#### What you will do:
Reproduce all the lines exactly as they stand, apart from the pictures.

#### Supplied records:
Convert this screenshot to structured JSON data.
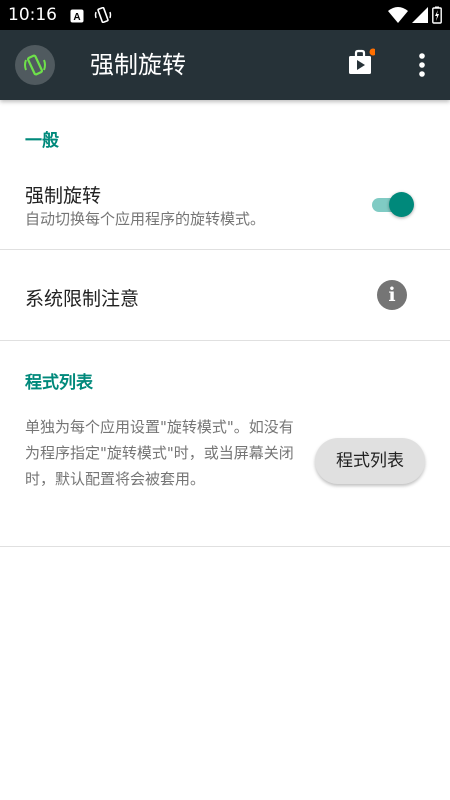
{
  "status_bar": {
    "time": "10:16"
  },
  "app_bar": {
    "title": "强制旋转"
  },
  "sections": {
    "general": {
      "header": "一般",
      "force_rotation": {
        "title": "强制旋转",
        "subtitle": "自动切换每个应用程序的旋转模式。",
        "enabled": true
      },
      "system_limit": {
        "title": "系统限制注意",
        "info_glyph": "i"
      }
    },
    "app_list": {
      "header": "程式列表",
      "description": "单独为每个应用设置\"旋转模式\"。如没有为程序指定\"旋转模式\"时，或当屏幕关闭时，默认配置将会被套用。",
      "button_label": "程式列表"
    }
  },
  "colors": {
    "accent": "#00897b",
    "app_bar": "#263238",
    "notification_dot": "#ff6f00"
  },
  "icons": [
    "rotation-icon",
    "a-icon",
    "wifi-icon",
    "signal-icon",
    "battery-charging-icon",
    "store-icon",
    "more-vert-icon",
    "info-icon"
  ]
}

#### Task response:
Convert this screenshot to structured JSON data.
{
  "status_bar": {
    "time": "10:16"
  },
  "app_bar": {
    "title": "强制旋转"
  },
  "sections": {
    "general": {
      "header": "一般",
      "force_rotation": {
        "title": "强制旋转",
        "subtitle": "自动切换每个应用程序的旋转模式。",
        "enabled": true
      },
      "system_limit": {
        "title": "系统限制注意",
        "info_glyph": "i"
      }
    },
    "app_list": {
      "header": "程式列表",
      "description": "单独为每个应用设置\"旋转模式\"。如没有为程序指定\"旋转模式\"时，或当屏幕关闭时，默认配置将会被套用。",
      "button_label": "程式列表"
    }
  },
  "colors": {
    "accent": "#00897b",
    "app_bar": "#263238",
    "notification_dot": "#ff6f00"
  },
  "icons": [
    "rotation-icon",
    "a-icon",
    "wifi-icon",
    "signal-icon",
    "battery-charging-icon",
    "store-icon",
    "more-vert-icon",
    "info-icon"
  ]
}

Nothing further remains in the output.